:: Task input ::

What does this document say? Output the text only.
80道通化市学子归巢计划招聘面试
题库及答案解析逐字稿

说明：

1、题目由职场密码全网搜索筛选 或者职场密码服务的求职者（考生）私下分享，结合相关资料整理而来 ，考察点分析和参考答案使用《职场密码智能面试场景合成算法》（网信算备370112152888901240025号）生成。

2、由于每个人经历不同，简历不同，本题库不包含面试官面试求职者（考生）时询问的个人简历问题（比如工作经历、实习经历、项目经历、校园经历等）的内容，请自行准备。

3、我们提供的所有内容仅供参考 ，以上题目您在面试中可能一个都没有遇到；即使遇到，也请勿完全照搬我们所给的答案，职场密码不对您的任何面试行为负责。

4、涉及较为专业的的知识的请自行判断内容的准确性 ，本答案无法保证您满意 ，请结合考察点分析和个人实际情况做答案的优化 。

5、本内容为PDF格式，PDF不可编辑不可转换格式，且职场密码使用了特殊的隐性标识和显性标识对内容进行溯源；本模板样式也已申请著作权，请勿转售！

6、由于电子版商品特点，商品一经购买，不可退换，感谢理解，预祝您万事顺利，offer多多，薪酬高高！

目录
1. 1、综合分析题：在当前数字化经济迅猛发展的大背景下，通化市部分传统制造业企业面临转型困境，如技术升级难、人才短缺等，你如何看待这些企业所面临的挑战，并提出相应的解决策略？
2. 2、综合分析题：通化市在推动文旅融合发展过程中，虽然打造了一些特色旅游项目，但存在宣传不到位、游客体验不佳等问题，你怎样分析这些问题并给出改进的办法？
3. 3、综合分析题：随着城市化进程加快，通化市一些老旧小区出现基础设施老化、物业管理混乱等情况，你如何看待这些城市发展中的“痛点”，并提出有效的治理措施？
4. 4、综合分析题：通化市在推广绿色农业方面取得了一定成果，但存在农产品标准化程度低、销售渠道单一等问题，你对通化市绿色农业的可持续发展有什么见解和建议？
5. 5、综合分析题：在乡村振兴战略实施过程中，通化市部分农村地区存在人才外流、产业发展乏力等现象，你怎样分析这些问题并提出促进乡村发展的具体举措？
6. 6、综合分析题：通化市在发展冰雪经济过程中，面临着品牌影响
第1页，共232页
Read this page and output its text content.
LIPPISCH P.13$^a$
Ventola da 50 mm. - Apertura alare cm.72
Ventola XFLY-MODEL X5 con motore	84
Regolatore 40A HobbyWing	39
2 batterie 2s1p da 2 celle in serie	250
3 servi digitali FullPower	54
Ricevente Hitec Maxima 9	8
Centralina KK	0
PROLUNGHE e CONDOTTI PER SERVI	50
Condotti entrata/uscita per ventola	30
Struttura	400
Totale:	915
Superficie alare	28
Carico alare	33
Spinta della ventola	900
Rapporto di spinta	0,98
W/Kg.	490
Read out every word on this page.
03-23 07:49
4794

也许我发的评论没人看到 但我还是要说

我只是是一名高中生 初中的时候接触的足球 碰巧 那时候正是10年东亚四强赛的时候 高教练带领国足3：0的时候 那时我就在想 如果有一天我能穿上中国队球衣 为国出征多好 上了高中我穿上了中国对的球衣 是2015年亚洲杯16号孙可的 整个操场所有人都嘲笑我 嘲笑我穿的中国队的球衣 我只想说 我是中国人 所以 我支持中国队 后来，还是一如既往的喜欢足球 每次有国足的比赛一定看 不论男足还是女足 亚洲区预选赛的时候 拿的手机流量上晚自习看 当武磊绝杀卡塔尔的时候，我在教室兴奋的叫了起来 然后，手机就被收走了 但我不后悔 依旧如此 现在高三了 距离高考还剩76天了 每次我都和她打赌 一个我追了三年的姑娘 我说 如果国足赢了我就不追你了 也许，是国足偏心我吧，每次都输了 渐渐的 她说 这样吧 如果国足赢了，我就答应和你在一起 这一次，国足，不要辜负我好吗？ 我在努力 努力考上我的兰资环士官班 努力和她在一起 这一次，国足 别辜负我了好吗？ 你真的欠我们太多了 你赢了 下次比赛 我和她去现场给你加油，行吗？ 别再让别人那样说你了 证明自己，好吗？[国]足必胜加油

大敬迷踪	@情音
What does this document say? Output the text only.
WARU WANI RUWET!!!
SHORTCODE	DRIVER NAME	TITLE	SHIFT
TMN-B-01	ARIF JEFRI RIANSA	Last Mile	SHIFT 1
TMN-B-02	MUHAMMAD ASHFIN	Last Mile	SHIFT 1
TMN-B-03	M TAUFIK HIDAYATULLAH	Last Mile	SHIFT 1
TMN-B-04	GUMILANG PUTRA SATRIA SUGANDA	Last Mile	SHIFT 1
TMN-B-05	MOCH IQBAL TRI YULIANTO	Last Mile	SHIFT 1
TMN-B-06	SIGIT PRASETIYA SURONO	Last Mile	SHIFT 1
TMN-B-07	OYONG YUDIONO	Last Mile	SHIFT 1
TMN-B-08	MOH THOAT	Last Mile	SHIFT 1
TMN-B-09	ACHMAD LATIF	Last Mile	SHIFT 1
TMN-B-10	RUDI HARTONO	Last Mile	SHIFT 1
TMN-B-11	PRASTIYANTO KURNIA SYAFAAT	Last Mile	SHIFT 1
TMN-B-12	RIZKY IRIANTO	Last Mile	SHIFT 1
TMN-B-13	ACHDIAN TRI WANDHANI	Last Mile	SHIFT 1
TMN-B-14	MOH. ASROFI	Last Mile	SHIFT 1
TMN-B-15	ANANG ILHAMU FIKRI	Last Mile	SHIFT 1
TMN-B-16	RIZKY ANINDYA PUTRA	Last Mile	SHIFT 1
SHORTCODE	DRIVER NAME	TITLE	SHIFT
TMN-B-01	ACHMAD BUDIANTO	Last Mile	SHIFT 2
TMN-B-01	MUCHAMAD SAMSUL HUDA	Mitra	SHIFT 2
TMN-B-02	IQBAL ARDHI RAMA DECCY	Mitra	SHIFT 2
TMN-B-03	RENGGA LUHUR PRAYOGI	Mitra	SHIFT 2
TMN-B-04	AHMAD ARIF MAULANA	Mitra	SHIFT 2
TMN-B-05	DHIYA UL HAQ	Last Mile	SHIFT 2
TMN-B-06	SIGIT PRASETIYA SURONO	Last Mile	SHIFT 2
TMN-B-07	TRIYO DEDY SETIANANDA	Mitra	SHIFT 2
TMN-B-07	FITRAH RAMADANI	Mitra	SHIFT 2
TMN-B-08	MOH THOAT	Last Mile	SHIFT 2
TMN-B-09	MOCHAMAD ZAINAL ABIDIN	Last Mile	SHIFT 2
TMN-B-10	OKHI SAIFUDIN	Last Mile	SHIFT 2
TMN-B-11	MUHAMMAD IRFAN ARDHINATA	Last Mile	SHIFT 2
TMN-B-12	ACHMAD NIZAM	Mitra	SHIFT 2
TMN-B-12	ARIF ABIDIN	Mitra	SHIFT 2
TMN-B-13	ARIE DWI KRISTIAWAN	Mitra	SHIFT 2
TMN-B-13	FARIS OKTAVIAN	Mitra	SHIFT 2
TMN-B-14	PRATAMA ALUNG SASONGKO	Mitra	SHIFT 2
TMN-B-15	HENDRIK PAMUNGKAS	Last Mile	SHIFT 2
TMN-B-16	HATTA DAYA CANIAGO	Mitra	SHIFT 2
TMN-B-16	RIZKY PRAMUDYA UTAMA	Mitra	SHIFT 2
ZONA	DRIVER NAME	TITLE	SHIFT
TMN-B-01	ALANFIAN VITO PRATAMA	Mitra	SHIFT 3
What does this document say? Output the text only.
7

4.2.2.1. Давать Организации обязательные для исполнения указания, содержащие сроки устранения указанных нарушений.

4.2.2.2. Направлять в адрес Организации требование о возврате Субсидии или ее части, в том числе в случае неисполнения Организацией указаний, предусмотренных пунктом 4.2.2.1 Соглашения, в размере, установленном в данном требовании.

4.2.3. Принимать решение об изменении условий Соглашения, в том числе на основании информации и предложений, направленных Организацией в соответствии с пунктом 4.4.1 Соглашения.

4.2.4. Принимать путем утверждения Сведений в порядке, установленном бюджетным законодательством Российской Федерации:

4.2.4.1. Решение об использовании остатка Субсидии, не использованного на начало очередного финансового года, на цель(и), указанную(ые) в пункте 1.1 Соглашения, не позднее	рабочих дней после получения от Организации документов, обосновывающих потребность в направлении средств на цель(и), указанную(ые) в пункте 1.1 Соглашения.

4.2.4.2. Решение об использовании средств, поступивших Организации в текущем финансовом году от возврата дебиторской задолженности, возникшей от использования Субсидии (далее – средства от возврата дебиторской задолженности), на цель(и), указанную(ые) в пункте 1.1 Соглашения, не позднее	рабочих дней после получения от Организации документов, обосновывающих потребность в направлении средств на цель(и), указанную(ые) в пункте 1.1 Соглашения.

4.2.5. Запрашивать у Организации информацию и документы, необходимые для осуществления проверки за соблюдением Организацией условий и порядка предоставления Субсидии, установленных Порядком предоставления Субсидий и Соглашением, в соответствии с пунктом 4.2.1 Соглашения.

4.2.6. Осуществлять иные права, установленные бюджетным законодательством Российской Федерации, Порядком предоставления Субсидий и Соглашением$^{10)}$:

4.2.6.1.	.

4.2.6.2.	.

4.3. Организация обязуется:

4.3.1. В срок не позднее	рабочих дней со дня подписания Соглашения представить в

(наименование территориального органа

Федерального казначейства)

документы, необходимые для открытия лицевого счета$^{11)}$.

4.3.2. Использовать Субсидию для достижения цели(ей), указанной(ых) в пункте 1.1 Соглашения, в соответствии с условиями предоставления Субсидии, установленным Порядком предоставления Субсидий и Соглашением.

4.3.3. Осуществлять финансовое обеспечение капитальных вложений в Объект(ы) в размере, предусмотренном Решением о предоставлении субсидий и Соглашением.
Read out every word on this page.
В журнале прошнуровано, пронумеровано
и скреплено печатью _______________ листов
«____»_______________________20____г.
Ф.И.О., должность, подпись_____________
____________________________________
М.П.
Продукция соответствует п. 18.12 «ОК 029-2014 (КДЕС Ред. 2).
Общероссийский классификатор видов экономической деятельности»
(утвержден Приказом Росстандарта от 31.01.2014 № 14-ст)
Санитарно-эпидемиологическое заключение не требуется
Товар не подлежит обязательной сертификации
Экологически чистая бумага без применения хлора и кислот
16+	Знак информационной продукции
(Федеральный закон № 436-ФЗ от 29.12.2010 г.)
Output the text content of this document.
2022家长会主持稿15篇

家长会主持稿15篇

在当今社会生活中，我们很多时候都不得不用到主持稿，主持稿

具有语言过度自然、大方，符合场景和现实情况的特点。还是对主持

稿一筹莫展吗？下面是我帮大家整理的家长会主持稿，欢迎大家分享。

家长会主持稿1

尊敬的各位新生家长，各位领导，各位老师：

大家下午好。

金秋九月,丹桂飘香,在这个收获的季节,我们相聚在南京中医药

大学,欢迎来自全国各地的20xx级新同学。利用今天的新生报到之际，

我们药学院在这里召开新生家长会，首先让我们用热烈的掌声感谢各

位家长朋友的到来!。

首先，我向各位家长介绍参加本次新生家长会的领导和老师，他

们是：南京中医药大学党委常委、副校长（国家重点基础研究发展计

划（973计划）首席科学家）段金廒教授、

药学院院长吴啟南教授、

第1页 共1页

:::

Filter the data for the string "потребность" and copy every line that has it.

4.2.4.1. Решение об использовании остатка Субсидии, не использованного на начало очередного финансового года, на цель(и), указанную(ые) в пункте 1.1 Соглашения, не позднее	рабочих дней после получения от Организации документов, обосновывающих потребность в направлении средств на цель(и), указанную(ые) в пункте 1.1 Соглашения.
4.2.4.2. Решение об использовании средств, поступивших Организации в текущем финансовом году от возврата дебиторской задолженности, возникшей от использования Субсидии (далее – средства от возврата дебиторской задолженности), на цель(и), указанную(ые) в пункте 1.1 Соглашения, не позднее	рабочих дней после получения от Организации документов, обосновывающих потребность в направлении средств на цель(и), указанную(ые) в пункте 1.1 Соглашения.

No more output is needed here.